◆ Exercise prompt
The entries that follow should be written out exactly.

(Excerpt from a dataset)
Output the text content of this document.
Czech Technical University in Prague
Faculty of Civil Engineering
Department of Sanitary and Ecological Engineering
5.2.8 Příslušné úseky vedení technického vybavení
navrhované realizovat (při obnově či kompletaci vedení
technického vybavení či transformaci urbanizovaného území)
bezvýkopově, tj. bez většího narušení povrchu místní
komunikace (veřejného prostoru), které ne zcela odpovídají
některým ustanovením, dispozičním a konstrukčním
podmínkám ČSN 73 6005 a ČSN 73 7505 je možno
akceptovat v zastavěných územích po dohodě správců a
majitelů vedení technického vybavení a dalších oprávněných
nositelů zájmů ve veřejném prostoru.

◆ Full response
Output the text content of this document.
Czech Technical University in Prague
Faculty of Civil Engineering
Department of Sanitary and Ecological Engineering
5.2.8 Příslušné úseky vedení technického vybavení
navrhované realizovat (při obnově či kompletaci vedení
technického vybavení či transformaci urbanizovaného území)
bezvýkopově, tj. bez většího narušení povrchu místní
komunikace (veřejného prostoru), které ne zcela odpovídají
některým ustanovením, dispozičním a konstrukčním
podmínkám ČSN 73 6005 a ČSN 73 7505 je možno
akceptovat v zastavěných územích po dohodě správců a
majitelů vedení technického vybavení a dalších oprávněných
nositelů zájmů ve veřejném prostoru.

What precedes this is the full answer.